(Page element annotations)
▼

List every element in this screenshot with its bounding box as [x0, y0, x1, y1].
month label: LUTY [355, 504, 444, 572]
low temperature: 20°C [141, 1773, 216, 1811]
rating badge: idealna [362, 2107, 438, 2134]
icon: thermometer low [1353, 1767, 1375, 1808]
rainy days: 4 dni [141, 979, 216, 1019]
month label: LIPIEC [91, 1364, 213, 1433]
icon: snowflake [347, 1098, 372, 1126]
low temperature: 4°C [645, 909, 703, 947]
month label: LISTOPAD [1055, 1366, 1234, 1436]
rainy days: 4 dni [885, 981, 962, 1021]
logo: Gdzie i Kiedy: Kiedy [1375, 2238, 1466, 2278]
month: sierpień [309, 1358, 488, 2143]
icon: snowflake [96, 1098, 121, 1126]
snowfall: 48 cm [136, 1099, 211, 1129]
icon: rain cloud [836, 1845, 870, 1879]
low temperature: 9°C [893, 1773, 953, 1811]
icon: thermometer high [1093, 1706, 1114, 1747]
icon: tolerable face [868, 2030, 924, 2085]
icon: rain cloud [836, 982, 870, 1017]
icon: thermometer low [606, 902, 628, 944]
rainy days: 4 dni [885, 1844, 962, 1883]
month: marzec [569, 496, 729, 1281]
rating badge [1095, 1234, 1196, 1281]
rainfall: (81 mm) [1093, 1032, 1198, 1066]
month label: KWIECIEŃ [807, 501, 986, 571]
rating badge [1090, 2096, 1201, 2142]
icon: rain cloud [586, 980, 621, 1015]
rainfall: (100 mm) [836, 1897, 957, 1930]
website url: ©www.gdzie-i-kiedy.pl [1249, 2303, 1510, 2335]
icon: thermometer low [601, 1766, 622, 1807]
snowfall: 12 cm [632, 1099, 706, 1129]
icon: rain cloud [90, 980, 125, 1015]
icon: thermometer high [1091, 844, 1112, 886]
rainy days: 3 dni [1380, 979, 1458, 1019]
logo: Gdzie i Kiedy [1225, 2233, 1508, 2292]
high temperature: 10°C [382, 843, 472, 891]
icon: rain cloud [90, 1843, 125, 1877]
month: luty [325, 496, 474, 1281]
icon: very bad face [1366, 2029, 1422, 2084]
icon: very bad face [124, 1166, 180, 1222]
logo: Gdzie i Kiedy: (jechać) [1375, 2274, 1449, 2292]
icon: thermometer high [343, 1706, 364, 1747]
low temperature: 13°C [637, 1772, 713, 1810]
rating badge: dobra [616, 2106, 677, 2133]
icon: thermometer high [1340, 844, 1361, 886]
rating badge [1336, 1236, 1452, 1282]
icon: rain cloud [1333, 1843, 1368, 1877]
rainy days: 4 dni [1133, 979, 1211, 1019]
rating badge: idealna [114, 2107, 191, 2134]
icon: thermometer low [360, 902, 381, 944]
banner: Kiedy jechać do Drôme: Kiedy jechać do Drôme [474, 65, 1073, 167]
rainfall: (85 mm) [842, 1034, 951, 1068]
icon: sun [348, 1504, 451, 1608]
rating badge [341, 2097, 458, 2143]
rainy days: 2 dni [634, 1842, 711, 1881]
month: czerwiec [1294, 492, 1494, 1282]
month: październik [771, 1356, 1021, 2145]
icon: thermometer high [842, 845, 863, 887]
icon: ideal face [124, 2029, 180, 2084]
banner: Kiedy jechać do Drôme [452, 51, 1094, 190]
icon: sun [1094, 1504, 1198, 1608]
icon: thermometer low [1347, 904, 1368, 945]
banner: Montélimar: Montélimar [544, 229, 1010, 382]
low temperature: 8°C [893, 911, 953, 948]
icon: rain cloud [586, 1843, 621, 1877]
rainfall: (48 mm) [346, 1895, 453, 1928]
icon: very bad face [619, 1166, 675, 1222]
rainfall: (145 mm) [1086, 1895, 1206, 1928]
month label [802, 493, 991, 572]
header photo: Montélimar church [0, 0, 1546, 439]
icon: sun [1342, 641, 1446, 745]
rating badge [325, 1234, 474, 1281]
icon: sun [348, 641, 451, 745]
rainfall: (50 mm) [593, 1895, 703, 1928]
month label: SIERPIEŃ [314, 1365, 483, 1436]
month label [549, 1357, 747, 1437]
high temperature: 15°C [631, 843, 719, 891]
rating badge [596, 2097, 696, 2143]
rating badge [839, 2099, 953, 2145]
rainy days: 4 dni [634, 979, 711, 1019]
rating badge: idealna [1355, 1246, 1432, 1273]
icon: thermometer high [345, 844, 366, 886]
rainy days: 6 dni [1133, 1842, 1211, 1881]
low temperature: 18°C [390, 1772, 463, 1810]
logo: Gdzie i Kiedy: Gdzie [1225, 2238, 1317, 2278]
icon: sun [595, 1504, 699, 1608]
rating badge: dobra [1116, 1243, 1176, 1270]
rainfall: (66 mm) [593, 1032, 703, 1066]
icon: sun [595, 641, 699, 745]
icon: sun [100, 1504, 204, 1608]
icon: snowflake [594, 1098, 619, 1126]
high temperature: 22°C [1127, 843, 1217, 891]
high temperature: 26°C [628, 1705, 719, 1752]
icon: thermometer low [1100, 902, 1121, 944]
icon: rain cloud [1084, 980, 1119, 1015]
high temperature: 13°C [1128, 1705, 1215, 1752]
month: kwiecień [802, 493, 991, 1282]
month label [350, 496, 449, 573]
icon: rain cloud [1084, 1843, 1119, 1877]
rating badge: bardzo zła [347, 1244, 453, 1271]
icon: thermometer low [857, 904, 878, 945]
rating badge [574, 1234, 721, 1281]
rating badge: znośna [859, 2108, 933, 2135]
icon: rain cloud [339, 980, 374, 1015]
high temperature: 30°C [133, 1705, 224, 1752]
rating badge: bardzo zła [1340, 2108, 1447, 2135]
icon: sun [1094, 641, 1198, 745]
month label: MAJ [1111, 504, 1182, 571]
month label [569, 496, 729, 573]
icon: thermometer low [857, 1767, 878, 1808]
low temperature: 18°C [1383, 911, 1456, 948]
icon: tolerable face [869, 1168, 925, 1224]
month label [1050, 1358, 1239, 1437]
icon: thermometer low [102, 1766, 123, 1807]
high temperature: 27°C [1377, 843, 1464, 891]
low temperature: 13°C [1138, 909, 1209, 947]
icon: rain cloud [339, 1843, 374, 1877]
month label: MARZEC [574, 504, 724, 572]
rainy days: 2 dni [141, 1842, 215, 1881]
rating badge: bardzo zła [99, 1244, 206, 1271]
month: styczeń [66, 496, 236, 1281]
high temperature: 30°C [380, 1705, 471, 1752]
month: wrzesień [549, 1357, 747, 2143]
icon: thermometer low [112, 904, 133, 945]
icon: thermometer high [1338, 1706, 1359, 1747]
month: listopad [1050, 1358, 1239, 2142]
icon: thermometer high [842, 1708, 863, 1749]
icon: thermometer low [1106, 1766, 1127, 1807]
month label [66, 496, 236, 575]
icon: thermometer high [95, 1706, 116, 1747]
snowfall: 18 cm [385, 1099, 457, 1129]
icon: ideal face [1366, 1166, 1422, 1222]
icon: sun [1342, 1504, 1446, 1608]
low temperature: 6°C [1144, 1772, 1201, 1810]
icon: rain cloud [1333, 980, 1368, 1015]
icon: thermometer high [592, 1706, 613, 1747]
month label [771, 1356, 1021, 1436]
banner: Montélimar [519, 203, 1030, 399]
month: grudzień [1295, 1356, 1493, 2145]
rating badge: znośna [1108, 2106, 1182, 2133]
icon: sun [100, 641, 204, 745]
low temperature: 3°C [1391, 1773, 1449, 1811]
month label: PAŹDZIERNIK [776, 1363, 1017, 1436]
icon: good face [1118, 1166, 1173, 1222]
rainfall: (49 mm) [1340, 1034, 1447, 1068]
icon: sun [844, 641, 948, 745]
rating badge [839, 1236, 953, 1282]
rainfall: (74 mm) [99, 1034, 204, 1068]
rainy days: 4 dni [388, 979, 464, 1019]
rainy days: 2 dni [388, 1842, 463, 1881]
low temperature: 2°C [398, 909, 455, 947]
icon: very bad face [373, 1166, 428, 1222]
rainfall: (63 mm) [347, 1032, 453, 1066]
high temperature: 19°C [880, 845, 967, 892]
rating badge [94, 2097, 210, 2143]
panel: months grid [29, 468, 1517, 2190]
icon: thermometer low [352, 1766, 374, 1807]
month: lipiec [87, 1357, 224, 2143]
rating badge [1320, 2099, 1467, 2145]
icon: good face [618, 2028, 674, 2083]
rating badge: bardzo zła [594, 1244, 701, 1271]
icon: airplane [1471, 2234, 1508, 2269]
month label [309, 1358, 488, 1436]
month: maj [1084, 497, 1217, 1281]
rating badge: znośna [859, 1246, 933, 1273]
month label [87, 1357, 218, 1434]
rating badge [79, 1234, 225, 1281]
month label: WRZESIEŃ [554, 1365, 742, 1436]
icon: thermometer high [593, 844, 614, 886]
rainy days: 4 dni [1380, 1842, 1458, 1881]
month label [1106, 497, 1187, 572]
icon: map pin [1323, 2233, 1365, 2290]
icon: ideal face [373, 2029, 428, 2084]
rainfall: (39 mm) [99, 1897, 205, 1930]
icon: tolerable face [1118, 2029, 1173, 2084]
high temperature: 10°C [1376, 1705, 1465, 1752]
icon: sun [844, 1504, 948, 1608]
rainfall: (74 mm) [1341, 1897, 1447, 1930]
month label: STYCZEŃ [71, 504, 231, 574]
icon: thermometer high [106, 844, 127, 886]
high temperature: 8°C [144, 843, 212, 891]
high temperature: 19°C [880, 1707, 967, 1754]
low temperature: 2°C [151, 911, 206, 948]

▲

# Goal:
Rewrite everything from the start of the material down to the line containing "icon: rain cloud [836, 982, 870, 1017]", changing "snowflake" to "snow crystal" and keeping every other character the same.

# Response below:
List every element in this screenshot with its bounding box as [x0, y0, x1, y1].
month label: LUTY [355, 504, 444, 572]
low temperature: 20°C [141, 1773, 216, 1811]
rating badge: idealna [362, 2107, 438, 2134]
icon: thermometer low [1353, 1767, 1375, 1808]
rainy days: 4 dni [141, 979, 216, 1019]
month label: LIPIEC [91, 1364, 213, 1433]
icon: snow crystal [347, 1098, 372, 1126]
low temperature: 4°C [645, 909, 703, 947]
month label: LISTOPAD [1055, 1366, 1234, 1436]
rainy days: 4 dni [885, 981, 962, 1021]
logo: Gdzie i Kiedy: Kiedy [1375, 2238, 1466, 2278]
month: sierpień [309, 1358, 488, 2143]
icon: snow crystal [96, 1098, 121, 1126]
snowfall: 48 cm [136, 1099, 211, 1129]
icon: rain cloud [836, 1845, 870, 1879]
low temperature: 9°C [893, 1773, 953, 1811]
icon: thermometer high [1093, 1706, 1114, 1747]
icon: tolerable face [868, 2030, 924, 2085]
icon: rain cloud [836, 982, 870, 1017]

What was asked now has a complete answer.